>> begin DATASET EXTRACT

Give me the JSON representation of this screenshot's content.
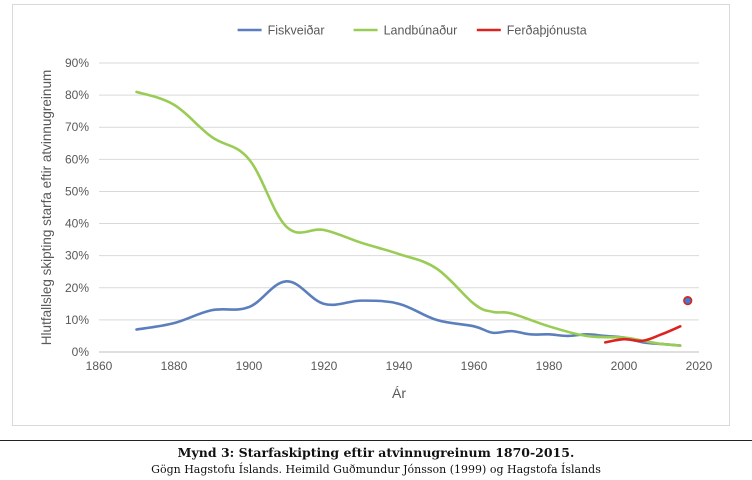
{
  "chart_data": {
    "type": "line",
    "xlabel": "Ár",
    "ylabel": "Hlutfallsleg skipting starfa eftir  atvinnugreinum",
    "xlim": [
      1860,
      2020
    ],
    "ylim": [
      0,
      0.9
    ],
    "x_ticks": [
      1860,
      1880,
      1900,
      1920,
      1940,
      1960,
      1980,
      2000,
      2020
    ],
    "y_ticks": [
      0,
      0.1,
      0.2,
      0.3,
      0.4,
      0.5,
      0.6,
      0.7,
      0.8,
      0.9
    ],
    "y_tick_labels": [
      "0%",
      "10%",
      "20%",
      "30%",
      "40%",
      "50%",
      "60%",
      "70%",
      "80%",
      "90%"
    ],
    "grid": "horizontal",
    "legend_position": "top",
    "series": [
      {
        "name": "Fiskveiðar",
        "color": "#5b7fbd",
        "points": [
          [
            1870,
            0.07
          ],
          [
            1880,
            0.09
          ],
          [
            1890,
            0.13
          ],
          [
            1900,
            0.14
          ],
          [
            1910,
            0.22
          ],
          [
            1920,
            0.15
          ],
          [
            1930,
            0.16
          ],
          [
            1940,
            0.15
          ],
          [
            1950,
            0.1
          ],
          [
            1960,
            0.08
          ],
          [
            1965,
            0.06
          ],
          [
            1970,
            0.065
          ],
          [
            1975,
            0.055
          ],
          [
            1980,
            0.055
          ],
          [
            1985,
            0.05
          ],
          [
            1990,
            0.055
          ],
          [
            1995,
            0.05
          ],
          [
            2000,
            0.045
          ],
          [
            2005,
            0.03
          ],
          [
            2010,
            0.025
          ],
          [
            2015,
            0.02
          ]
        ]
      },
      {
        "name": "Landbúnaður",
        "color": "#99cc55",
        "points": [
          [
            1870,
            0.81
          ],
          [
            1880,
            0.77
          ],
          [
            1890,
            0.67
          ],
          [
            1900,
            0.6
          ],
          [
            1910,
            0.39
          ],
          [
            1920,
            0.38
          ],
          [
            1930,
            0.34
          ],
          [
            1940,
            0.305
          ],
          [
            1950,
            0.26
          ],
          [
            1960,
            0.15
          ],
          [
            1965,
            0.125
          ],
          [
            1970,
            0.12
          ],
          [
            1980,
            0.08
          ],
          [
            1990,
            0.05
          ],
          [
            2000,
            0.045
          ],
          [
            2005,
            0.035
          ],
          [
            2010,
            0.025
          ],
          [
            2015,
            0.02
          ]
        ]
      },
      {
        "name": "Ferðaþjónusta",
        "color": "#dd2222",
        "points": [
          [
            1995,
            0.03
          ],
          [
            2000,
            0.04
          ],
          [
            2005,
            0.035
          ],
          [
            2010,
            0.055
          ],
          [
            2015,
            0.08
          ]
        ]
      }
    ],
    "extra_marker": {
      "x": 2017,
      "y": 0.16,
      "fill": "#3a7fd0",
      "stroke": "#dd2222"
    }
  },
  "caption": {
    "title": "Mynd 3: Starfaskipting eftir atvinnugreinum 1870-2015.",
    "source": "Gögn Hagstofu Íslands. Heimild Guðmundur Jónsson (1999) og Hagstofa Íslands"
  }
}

>> end DATASET EXTRACT

- **REQUIREMENT**: Provide the number of lines containing the string "color", with no other output.

- **FULL OUTPUT**: 3